* [Problem to solve]
Set the following entries down again exactly, line by line.

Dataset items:
— Start —

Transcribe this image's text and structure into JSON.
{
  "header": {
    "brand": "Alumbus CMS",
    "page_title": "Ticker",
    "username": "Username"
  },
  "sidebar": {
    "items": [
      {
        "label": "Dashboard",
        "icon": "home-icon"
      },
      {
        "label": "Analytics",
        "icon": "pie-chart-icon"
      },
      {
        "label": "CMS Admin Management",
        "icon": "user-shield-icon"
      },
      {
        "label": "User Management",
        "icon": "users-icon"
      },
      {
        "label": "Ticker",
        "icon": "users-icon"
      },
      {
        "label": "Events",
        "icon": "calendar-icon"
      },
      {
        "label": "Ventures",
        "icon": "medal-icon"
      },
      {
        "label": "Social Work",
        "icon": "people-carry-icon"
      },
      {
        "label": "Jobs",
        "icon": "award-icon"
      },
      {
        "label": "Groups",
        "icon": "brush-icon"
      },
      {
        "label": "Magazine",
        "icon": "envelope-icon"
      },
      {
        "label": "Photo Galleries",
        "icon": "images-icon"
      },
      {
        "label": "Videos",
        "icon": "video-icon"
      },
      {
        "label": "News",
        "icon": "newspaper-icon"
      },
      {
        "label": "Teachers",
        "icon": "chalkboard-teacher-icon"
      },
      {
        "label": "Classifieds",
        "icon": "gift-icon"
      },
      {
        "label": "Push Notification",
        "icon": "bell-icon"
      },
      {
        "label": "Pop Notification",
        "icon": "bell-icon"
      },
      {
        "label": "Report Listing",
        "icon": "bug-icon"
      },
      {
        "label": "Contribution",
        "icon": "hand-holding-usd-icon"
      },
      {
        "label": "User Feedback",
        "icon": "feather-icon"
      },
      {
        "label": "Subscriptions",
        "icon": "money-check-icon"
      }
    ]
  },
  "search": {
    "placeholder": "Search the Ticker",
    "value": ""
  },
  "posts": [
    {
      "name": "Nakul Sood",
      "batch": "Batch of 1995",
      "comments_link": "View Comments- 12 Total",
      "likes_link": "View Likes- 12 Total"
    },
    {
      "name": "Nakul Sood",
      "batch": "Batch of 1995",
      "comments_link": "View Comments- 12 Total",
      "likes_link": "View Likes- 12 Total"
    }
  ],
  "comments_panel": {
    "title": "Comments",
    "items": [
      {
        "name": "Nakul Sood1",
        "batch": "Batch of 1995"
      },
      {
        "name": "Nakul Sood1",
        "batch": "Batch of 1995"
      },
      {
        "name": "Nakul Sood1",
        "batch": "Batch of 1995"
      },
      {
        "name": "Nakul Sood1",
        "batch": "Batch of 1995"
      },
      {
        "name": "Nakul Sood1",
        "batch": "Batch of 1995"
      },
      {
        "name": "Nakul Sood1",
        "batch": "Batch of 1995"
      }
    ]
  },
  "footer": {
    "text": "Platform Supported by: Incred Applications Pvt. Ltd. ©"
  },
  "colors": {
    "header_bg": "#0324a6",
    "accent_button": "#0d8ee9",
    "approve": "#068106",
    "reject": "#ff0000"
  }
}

— End —

* [Task output]
Transcribe this image's text and structure into JSON.
{
  "header": {
    "brand": "Alumbus CMS",
    "page_title": "Ticker",
    "username": "Username"
  },
  "sidebar": {
    "items": [
      {
        "label": "Dashboard",
        "icon": "home-icon"
      },
      {
        "label": "Analytics",
        "icon": "pie-chart-icon"
      },
      {
        "label": "CMS Admin Management",
        "icon": "user-shield-icon"
      },
      {
        "label": "User Management",
        "icon": "users-icon"
      },
      {
        "label": "Ticker",
        "icon": "users-icon"
      },
      {
        "label": "Events",
        "icon": "calendar-icon"
      },
      {
        "label": "Ventures",
        "icon": "medal-icon"
      },
      {
        "label": "Social Work",
        "icon": "people-carry-icon"
      },
      {
        "label": "Jobs",
        "icon": "award-icon"
      },
      {
        "label": "Groups",
        "icon": "brush-icon"
      },
      {
        "label": "Magazine",
        "icon": "envelope-icon"
      },
      {
        "label": "Photo Galleries",
        "icon": "images-icon"
      },
      {
        "label": "Videos",
        "icon": "video-icon"
      },
      {
        "label": "News",
        "icon": "newspaper-icon"
      },
      {
        "label": "Teachers",
        "icon": "chalkboard-teacher-icon"
      },
      {
        "label": "Classifieds",
        "icon": "gift-icon"
      },
      {
        "label": "Push Notification",
        "icon": "bell-icon"
      },
      {
        "label": "Pop Notification",
        "icon": "bell-icon"
      },
      {
        "label": "Report Listing",
        "icon": "bug-icon"
      },
      {
        "label": "Contribution",
        "icon": "hand-holding-usd-icon"
      },
      {
        "label": "User Feedback",
        "icon": "feather-icon"
      },
      {
        "label": "Subscriptions",
        "icon": "money-check-icon"
      }
    ]
  },
  "search": {
    "placeholder": "Search the Ticker",
    "value": ""
  },
  "posts": [
    {
      "name": "Nakul Sood",
      "batch": "Batch of 1995",
      "comments_link": "View Comments- 12 Total",
      "likes_link": "View Likes- 12 Total"
    },
    {
      "name": "Nakul Sood",
      "batch": "Batch of 1995",
      "comments_link": "View Comments- 12 Total",
      "likes_link": "View Likes- 12 Total"
    }
  ],
  "comments_panel": {
    "title": "Comments",
    "items": [
      {
        "name": "Nakul Sood1",
        "batch": "Batch of 1995"
      },
      {
        "name": "Nakul Sood1",
        "batch": "Batch of 1995"
      },
      {
        "name": "Nakul Sood1",
        "batch": "Batch of 1995"
      },
      {
        "name": "Nakul Sood1",
        "batch": "Batch of 1995"
      },
      {
        "name": "Nakul Sood1",
        "batch": "Batch of 1995"
      },
      {
        "name": "Nakul Sood1",
        "batch": "Batch of 1995"
      }
    ]
  },
  "footer": {
    "text": "Platform Supported by: Incred Applications Pvt. Ltd. ©"
  },
  "colors": {
    "header_bg": "#0324a6",
    "accent_button": "#0d8ee9",
    "approve": "#068106",
    "reject": "#ff0000"
  }
}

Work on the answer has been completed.